+++ RECORDS SUPPLIED +++
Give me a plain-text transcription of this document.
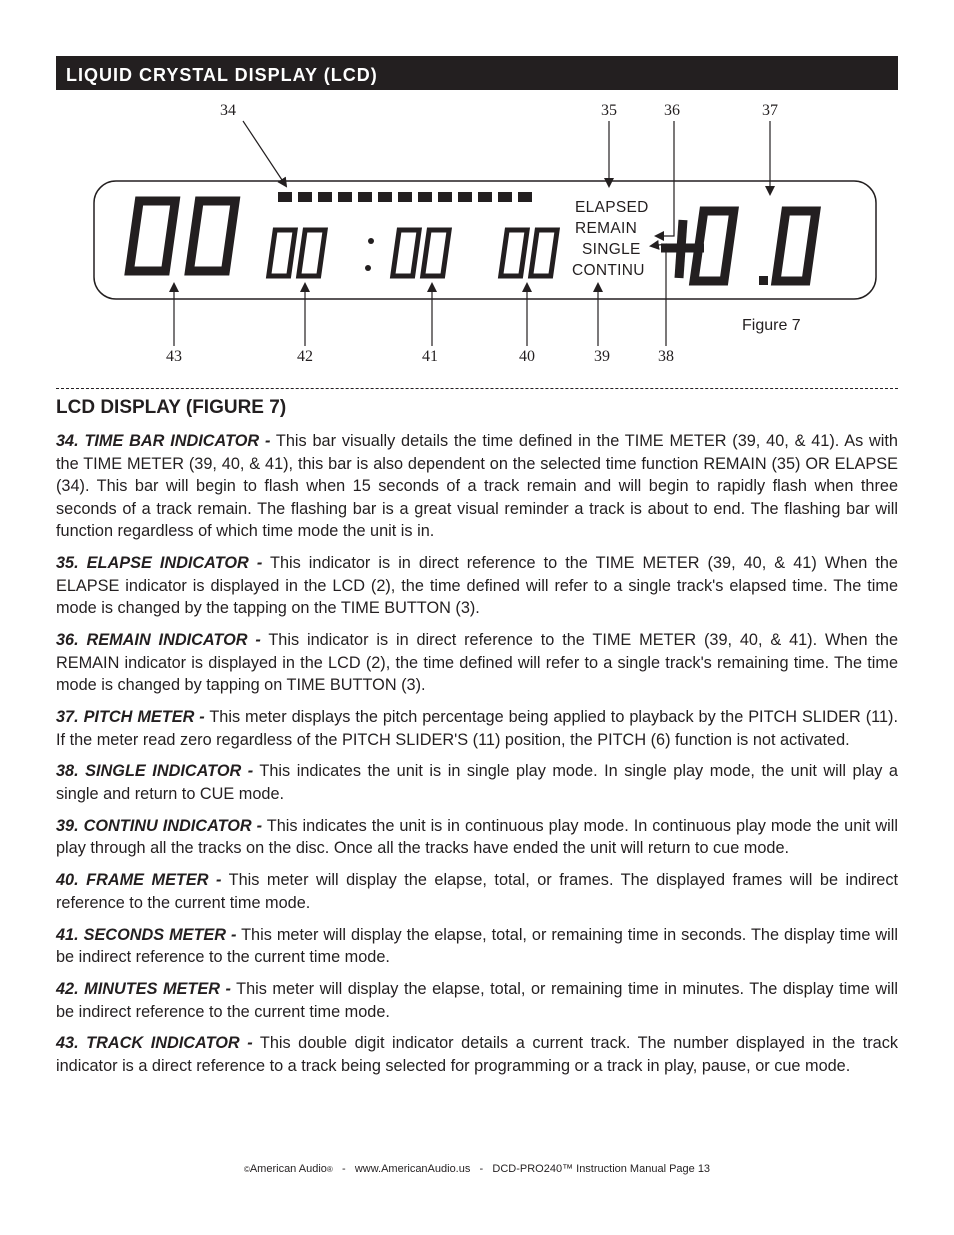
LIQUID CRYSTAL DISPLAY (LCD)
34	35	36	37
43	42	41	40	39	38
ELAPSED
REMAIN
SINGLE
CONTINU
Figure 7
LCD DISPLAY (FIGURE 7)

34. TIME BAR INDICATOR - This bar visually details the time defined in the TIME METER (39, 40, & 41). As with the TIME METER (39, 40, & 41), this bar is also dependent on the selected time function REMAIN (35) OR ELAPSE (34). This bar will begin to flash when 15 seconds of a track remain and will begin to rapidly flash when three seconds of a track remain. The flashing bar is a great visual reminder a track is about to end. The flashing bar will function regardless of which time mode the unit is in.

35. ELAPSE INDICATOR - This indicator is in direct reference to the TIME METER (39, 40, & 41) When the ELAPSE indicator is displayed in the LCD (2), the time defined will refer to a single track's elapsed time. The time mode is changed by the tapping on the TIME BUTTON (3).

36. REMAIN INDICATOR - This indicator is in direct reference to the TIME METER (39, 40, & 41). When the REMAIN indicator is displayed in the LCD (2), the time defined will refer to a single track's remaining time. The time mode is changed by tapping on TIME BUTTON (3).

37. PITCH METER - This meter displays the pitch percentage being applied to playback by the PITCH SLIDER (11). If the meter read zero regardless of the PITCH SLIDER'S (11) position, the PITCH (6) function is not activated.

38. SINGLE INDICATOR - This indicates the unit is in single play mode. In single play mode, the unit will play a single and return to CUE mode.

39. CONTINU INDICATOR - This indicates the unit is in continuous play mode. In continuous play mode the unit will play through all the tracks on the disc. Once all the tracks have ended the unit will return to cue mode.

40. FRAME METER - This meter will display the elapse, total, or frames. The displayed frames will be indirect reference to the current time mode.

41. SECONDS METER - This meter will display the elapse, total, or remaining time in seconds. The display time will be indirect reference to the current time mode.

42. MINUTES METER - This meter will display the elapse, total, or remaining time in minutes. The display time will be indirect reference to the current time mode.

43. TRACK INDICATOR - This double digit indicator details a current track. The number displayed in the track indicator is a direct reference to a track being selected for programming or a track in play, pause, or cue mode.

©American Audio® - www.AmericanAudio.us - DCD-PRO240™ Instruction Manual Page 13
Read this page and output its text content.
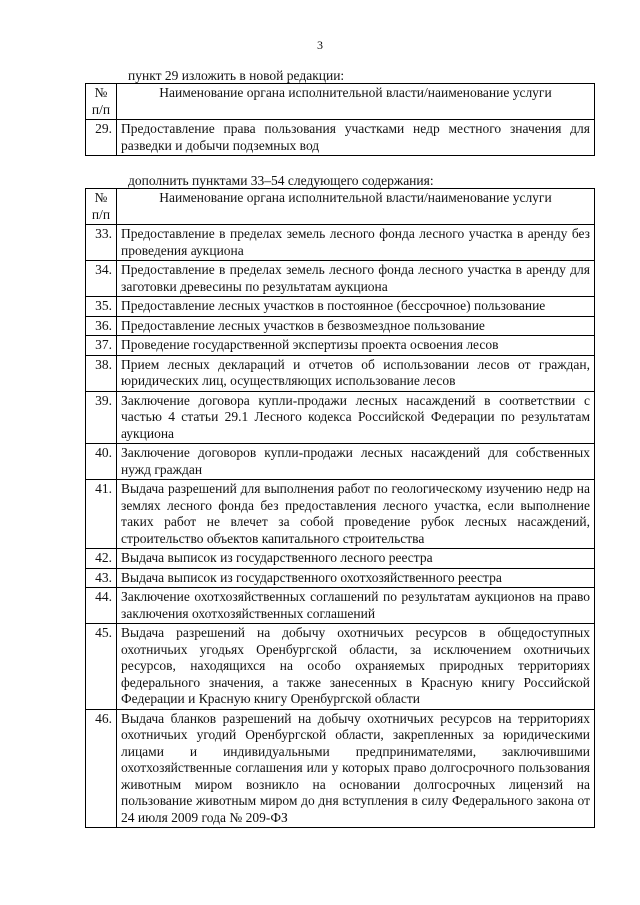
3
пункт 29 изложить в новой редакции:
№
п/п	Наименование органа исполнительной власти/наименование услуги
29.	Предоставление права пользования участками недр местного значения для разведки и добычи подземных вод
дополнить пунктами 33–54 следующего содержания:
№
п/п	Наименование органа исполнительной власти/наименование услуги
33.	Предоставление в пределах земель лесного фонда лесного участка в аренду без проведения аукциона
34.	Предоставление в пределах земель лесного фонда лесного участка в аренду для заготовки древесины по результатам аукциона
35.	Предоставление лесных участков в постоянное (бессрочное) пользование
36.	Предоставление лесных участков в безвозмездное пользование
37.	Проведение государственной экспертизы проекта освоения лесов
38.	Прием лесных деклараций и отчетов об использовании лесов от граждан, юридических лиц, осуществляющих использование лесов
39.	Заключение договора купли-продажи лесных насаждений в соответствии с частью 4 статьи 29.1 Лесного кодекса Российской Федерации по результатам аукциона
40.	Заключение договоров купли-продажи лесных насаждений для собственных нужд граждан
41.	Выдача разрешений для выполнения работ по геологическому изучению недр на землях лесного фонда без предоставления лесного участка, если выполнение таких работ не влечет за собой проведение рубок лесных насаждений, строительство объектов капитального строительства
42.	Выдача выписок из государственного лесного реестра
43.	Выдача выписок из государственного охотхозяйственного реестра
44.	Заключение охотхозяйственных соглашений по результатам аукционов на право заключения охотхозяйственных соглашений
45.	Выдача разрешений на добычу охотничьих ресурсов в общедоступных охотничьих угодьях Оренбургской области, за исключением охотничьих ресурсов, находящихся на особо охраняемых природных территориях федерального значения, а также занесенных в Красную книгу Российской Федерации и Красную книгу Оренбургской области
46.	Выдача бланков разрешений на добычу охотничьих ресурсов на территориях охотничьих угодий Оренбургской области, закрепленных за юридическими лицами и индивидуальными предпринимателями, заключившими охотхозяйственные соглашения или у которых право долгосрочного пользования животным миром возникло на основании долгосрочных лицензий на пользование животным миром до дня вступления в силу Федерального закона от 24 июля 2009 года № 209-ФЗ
+++
--- DIRECTIONS ---
Gather each line of the listing containing the word "продажи" and show it.

--- SOLUTION TO THE PROBLEM ---
39.	Заключение договора купли-продажи лесных насаждений в соответствии с частью 4 статьи 29.1 Лесного кодекса Российской Федерации по результатам аукциона
40.	Заключение договоров купли-продажи лесных насаждений для собственных нужд граждан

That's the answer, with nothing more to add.